> [What is being asked]:
Write out each line of the listing as it stands, without the images.

[START OF Source material]

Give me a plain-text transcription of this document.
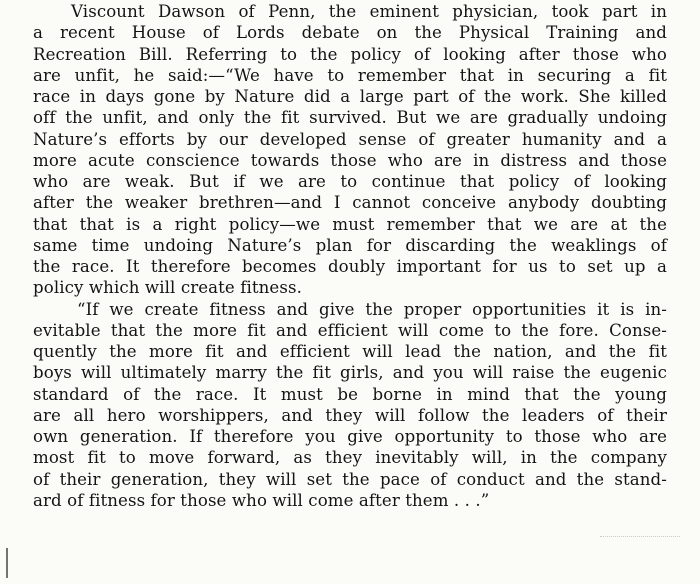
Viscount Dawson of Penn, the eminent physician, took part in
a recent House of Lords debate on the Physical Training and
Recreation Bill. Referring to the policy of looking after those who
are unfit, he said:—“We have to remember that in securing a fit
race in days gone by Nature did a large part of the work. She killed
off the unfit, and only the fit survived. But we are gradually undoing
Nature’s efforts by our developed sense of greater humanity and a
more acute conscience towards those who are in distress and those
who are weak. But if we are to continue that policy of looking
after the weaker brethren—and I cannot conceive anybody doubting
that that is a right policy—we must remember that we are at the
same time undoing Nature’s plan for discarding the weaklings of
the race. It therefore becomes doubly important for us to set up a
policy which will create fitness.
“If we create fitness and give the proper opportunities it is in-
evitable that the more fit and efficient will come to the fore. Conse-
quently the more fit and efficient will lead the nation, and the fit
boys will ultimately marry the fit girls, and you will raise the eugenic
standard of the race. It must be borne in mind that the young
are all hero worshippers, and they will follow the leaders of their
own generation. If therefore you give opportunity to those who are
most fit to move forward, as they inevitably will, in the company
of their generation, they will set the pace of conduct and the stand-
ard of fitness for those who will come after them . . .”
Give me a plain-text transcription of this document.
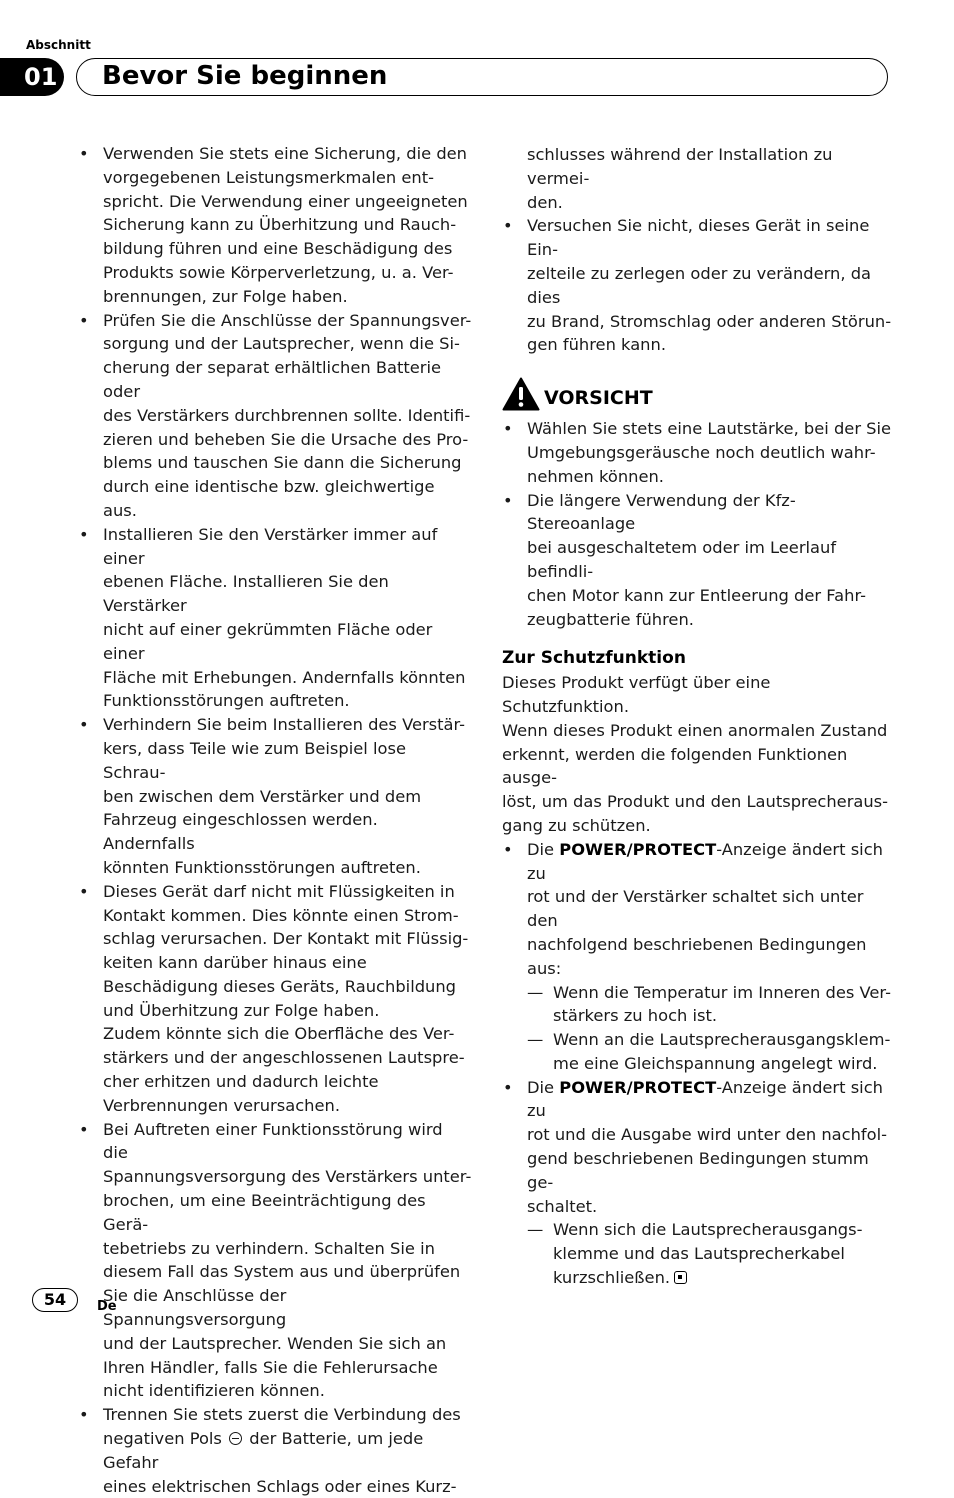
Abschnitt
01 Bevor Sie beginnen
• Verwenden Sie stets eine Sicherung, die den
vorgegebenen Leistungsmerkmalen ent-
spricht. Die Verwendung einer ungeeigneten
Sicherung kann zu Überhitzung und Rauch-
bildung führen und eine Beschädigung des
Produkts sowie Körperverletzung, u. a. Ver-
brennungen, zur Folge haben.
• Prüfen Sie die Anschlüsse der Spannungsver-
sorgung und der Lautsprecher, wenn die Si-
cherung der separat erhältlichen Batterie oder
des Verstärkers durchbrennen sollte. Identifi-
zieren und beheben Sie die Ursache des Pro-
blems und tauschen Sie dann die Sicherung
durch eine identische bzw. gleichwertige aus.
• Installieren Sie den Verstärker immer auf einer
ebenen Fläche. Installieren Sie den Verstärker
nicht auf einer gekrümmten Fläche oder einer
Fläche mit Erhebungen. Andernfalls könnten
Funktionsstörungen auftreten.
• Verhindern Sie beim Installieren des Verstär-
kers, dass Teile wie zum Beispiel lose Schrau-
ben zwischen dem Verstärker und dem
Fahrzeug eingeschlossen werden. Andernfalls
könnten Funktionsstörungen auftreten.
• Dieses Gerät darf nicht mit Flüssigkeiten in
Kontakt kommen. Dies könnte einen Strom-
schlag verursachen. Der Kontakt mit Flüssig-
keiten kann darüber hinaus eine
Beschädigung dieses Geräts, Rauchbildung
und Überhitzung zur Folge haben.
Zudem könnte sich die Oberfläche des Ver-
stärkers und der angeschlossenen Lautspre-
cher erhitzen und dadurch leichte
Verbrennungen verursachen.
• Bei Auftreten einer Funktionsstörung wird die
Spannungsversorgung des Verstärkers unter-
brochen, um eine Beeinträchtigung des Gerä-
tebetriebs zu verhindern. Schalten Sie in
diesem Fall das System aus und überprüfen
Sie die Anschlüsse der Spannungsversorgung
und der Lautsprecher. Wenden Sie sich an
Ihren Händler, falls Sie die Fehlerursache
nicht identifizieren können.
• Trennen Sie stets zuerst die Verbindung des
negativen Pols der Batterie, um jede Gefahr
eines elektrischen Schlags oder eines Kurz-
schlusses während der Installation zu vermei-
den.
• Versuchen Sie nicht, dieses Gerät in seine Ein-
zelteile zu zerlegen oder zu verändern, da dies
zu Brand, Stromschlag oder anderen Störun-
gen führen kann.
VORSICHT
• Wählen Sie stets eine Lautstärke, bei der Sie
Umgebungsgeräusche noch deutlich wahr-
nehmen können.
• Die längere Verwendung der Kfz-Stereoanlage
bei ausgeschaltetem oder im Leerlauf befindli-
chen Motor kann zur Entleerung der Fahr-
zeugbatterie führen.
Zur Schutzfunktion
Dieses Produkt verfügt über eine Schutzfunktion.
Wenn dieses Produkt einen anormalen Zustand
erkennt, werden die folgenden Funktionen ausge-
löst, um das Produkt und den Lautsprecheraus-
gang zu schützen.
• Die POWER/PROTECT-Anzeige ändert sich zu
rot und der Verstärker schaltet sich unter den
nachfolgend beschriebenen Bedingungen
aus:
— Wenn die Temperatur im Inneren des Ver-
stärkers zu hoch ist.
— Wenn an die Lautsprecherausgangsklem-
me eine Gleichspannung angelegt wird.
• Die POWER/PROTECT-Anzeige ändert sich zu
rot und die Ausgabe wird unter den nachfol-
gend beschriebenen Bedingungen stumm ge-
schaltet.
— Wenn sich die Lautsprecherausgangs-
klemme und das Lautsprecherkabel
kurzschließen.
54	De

[END OF Source material]

> [Result of this task]:
Give me a plain-text transcription of this document.
Viscount Dawson of Penn, the eminent physician, took part in
a recent House of Lords debate on the Physical Training and
Recreation Bill. Referring to the policy of looking after those who
are unfit, he said:—“We have to remember that in securing a fit
race in days gone by Nature did a large part of the work. She killed
off the unfit, and only the fit survived. But we are gradually undoing
Nature’s efforts by our developed sense of greater humanity and a
more acute conscience towards those who are in distress and those
who are weak. But if we are to continue that policy of looking
after the weaker brethren—and I cannot conceive anybody doubting
that that is a right policy—we must remember that we are at the
same time undoing Nature’s plan for discarding the weaklings of
the race. It therefore becomes doubly important for us to set up a
policy which will create fitness.
“If we create fitness and give the proper opportunities it is in-
evitable that the more fit and efficient will come to the fore. Conse-
quently the more fit and efficient will lead the nation, and the fit
boys will ultimately marry the fit girls, and you will raise the eugenic
standard of the race. It must be borne in mind that the young
are all hero worshippers, and they will follow the leaders of their
own generation. If therefore you give opportunity to those who are
most fit to move forward, as they inevitably will, in the company
of their generation, they will set the pace of conduct and the stand-
ard of fitness for those who will come after them . . .”
Give me a plain-text transcription of this document.
Abschnitt
01 Bevor Sie beginnen
• Verwenden Sie stets eine Sicherung, die den
vorgegebenen Leistungsmerkmalen ent-
spricht. Die Verwendung einer ungeeigneten
Sicherung kann zu Überhitzung und Rauch-
bildung führen und eine Beschädigung des
Produkts sowie Körperverletzung, u. a. Ver-
brennungen, zur Folge haben.
• Prüfen Sie die Anschlüsse der Spannungsver-
sorgung und der Lautsprecher, wenn die Si-
cherung der separat erhältlichen Batterie oder
des Verstärkers durchbrennen sollte. Identifi-
zieren und beheben Sie die Ursache des Pro-
blems und tauschen Sie dann die Sicherung
durch eine identische bzw. gleichwertige aus.
• Installieren Sie den Verstärker immer auf einer
ebenen Fläche. Installieren Sie den Verstärker
nicht auf einer gekrümmten Fläche oder einer
Fläche mit Erhebungen. Andernfalls könnten
Funktionsstörungen auftreten.
• Verhindern Sie beim Installieren des Verstär-
kers, dass Teile wie zum Beispiel lose Schrau-
ben zwischen dem Verstärker und dem
Fahrzeug eingeschlossen werden. Andernfalls
könnten Funktionsstörungen auftreten.
• Dieses Gerät darf nicht mit Flüssigkeiten in
Kontakt kommen. Dies könnte einen Strom-
schlag verursachen. Der Kontakt mit Flüssig-
keiten kann darüber hinaus eine
Beschädigung dieses Geräts, Rauchbildung
und Überhitzung zur Folge haben.
Zudem könnte sich die Oberfläche des Ver-
stärkers und der angeschlossenen Lautspre-
cher erhitzen und dadurch leichte
Verbrennungen verursachen.
• Bei Auftreten einer Funktionsstörung wird die
Spannungsversorgung des Verstärkers unter-
brochen, um eine Beeinträchtigung des Gerä-
tebetriebs zu verhindern. Schalten Sie in
diesem Fall das System aus und überprüfen
Sie die Anschlüsse der Spannungsversorgung
und der Lautsprecher. Wenden Sie sich an
Ihren Händler, falls Sie die Fehlerursache
nicht identifizieren können.
• Trennen Sie stets zuerst die Verbindung des
negativen Pols der Batterie, um jede Gefahr
eines elektrischen Schlags oder eines Kurz-
schlusses während der Installation zu vermei-
den.
• Versuchen Sie nicht, dieses Gerät in seine Ein-
zelteile zu zerlegen oder zu verändern, da dies
zu Brand, Stromschlag oder anderen Störun-
gen führen kann.
VORSICHT
• Wählen Sie stets eine Lautstärke, bei der Sie
Umgebungsgeräusche noch deutlich wahr-
nehmen können.
• Die längere Verwendung der Kfz-Stereoanlage
bei ausgeschaltetem oder im Leerlauf befindli-
chen Motor kann zur Entleerung der Fahr-
zeugbatterie führen.
Zur Schutzfunktion
Dieses Produkt verfügt über eine Schutzfunktion.
Wenn dieses Produkt einen anormalen Zustand
erkennt, werden die folgenden Funktionen ausge-
löst, um das Produkt und den Lautsprecheraus-
gang zu schützen.
• Die POWER/PROTECT-Anzeige ändert sich zu
rot und der Verstärker schaltet sich unter den
nachfolgend beschriebenen Bedingungen
aus:
— Wenn die Temperatur im Inneren des Ver-
stärkers zu hoch ist.
— Wenn an die Lautsprecherausgangsklem-
me eine Gleichspannung angelegt wird.
• Die POWER/PROTECT-Anzeige ändert sich zu
rot und die Ausgabe wird unter den nachfol-
gend beschriebenen Bedingungen stumm ge-
schaltet.
— Wenn sich die Lautsprecherausgangs-
klemme und das Lautsprecherkabel
kurzschließen.
54	De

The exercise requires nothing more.